#### The request:
Return every record exactly as written.

#### Dataset excerpts:
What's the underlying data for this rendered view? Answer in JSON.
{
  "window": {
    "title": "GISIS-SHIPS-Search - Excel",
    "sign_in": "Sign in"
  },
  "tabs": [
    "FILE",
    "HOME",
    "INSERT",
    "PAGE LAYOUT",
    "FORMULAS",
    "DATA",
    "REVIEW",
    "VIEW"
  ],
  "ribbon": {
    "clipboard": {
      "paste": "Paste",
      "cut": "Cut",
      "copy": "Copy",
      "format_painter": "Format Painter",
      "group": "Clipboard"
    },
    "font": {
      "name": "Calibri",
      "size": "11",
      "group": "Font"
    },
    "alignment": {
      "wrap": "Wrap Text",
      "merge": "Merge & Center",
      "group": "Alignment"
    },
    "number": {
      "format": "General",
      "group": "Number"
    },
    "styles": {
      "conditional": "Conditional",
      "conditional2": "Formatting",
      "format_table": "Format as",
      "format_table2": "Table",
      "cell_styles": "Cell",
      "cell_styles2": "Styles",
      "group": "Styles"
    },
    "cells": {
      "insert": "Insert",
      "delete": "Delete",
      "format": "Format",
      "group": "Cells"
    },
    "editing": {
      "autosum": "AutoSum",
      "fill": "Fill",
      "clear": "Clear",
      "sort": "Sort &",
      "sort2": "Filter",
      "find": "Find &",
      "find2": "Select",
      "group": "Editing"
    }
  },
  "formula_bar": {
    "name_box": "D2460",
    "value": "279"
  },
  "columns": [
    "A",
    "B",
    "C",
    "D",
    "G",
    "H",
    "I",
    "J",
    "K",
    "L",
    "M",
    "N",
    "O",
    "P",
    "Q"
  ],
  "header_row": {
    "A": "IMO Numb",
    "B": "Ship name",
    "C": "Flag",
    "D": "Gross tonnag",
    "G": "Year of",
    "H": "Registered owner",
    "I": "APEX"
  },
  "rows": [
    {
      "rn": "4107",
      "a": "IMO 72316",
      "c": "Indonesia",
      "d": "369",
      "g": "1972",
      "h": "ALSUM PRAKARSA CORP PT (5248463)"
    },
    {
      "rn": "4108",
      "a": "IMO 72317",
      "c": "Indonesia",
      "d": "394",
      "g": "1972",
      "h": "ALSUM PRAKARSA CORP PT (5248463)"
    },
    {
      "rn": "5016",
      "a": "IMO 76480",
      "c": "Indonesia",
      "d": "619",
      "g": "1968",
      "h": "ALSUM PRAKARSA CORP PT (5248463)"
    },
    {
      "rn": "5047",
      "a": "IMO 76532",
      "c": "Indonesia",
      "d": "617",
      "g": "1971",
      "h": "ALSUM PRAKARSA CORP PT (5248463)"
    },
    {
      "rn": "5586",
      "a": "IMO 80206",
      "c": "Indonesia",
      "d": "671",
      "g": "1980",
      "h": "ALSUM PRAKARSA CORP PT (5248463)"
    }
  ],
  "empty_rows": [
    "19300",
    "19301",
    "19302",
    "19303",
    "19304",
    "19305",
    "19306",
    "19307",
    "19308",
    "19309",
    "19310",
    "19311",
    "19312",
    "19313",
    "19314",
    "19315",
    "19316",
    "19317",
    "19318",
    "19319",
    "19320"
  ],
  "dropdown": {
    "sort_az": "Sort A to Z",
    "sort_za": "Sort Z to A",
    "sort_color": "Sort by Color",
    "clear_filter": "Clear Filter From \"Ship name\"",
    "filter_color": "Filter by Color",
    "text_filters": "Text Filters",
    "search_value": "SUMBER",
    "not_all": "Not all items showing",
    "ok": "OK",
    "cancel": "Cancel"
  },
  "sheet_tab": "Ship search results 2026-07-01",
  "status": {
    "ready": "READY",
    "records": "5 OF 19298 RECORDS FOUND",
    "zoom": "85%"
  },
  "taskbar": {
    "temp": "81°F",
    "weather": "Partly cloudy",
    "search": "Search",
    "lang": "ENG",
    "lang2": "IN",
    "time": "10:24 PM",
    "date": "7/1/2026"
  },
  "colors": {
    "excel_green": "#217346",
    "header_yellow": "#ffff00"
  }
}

#### Written solution:
What's the underlying data for this rendered view? Answer in JSON.
{
  "window": {
    "title": "GISIS-SHIPS-Search - Excel",
    "sign_in": "Sign in"
  },
  "tabs": [
    "FILE",
    "HOME",
    "INSERT",
    "PAGE LAYOUT",
    "FORMULAS",
    "DATA",
    "REVIEW",
    "VIEW"
  ],
  "ribbon": {
    "clipboard": {
      "paste": "Paste",
      "cut": "Cut",
      "copy": "Copy",
      "format_painter": "Format Painter",
      "group": "Clipboard"
    },
    "font": {
      "name": "Calibri",
      "size": "11",
      "group": "Font"
    },
    "alignment": {
      "wrap": "Wrap Text",
      "merge": "Merge & Center",
      "group": "Alignment"
    },
    "number": {
      "format": "General",
      "group": "Number"
    },
    "styles": {
      "conditional": "Conditional",
      "conditional2": "Formatting",
      "format_table": "Format as",
      "format_table2": "Table",
      "cell_styles": "Cell",
      "cell_styles2": "Styles",
      "group": "Styles"
    },
    "cells": {
      "insert": "Insert",
      "delete": "Delete",
      "format": "Format",
      "group": "Cells"
    },
    "editing": {
      "autosum": "AutoSum",
      "fill": "Fill",
      "clear": "Clear",
      "sort": "Sort &",
      "sort2": "Filter",
      "find": "Find &",
      "find2": "Select",
      "group": "Editing"
    }
  },
  "formula_bar": {
    "name_box": "D2460",
    "value": "279"
  },
  "columns": [
    "A",
    "B",
    "C",
    "D",
    "G",
    "H",
    "I",
    "J",
    "K",
    "L",
    "M",
    "N",
    "O",
    "P",
    "Q"
  ],
  "header_row": {
    "A": "IMO Numb",
    "B": "Ship name",
    "C": "Flag",
    "D": "Gross tonnag",
    "G": "Year of",
    "H": "Registered owner",
    "I": "APEX"
  },
  "rows": [
    {
      "rn": "4107",
      "a": "IMO 72316",
      "c": "Indonesia",
      "d": "369",
      "g": "1972",
      "h": "ALSUM PRAKARSA CORP PT (5248463)"
    },
    {
      "rn": "4108",
      "a": "IMO 72317",
      "c": "Indonesia",
      "d": "394",
      "g": "1972",
      "h": "ALSUM PRAKARSA CORP PT (5248463)"
    },
    {
      "rn": "5016",
      "a": "IMO 76480",
      "c": "Indonesia",
      "d": "619",
      "g": "1968",
      "h": "ALSUM PRAKARSA CORP PT (5248463)"
    },
    {
      "rn": "5047",
      "a": "IMO 76532",
      "c": "Indonesia",
      "d": "617",
      "g": "1971",
      "h": "ALSUM PRAKARSA CORP PT (5248463)"
    },
    {
      "rn": "5586",
      "a": "IMO 80206",
      "c": "Indonesia",
      "d": "671",
      "g": "1980",
      "h": "ALSUM PRAKARSA CORP PT (5248463)"
    }
  ],
  "empty_rows": [
    "19300",
    "19301",
    "19302",
    "19303",
    "19304",
    "19305",
    "19306",
    "19307",
    "19308",
    "19309",
    "19310",
    "19311",
    "19312",
    "19313",
    "19314",
    "19315",
    "19316",
    "19317",
    "19318",
    "19319",
    "19320"
  ],
  "dropdown": {
    "sort_az": "Sort A to Z",
    "sort_za": "Sort Z to A",
    "sort_color": "Sort by Color",
    "clear_filter": "Clear Filter From \"Ship name\"",
    "filter_color": "Filter by Color",
    "text_filters": "Text Filters",
    "search_value": "SUMBER",
    "not_all": "Not all items showing",
    "ok": "OK",
    "cancel": "Cancel"
  },
  "sheet_tab": "Ship search results 2026-07-01",
  "status": {
    "ready": "READY",
    "records": "5 OF 19298 RECORDS FOUND",
    "zoom": "85%"
  },
  "taskbar": {
    "temp": "81°F",
    "weather": "Partly cloudy",
    "search": "Search",
    "lang": "ENG",
    "lang2": "IN",
    "time": "10:24 PM",
    "date": "7/1/2026"
  },
  "colors": {
    "excel_green": "#217346",
    "header_yellow": "#ffff00"
  }
}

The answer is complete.